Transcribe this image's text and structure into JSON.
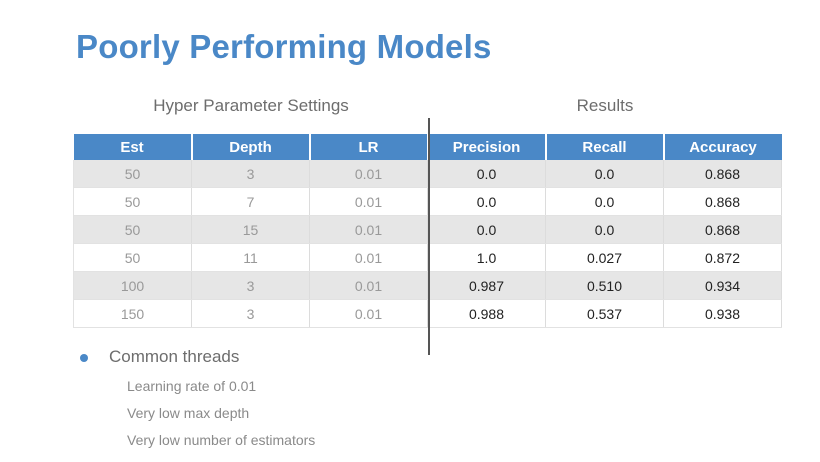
{
  "title": "Poorly Performing Models",
  "groups": {
    "hyper": "Hyper Parameter Settings",
    "results": "Results"
  },
  "table": {
    "headers": [
      "Est",
      "Depth",
      "LR",
      "Precision",
      "Recall",
      "Accuracy"
    ],
    "rows": [
      [
        "50",
        "3",
        "0.01",
        "0.0",
        "0.0",
        "0.868"
      ],
      [
        "50",
        "7",
        "0.01",
        "0.0",
        "0.0",
        "0.868"
      ],
      [
        "50",
        "15",
        "0.01",
        "0.0",
        "0.0",
        "0.868"
      ],
      [
        "50",
        "11",
        "0.01",
        "1.0",
        "0.027",
        "0.872"
      ],
      [
        "100",
        "3",
        "0.01",
        "0.987",
        "0.510",
        "0.934"
      ],
      [
        "150",
        "3",
        "0.01",
        "0.988",
        "0.537",
        "0.938"
      ]
    ]
  },
  "notes": {
    "heading": "Common threads",
    "items": [
      "Learning rate of 0.01",
      "Very low max depth",
      "Very low number of estimators"
    ]
  },
  "colors": {
    "accent": "#4a88c7",
    "row_shade": "#e6e6e6"
  }
}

........

Task brief -> Extract all lines from the material above that include the word "Very".

Written response ->
      "Very low max depth",
      "Very low number of estimators"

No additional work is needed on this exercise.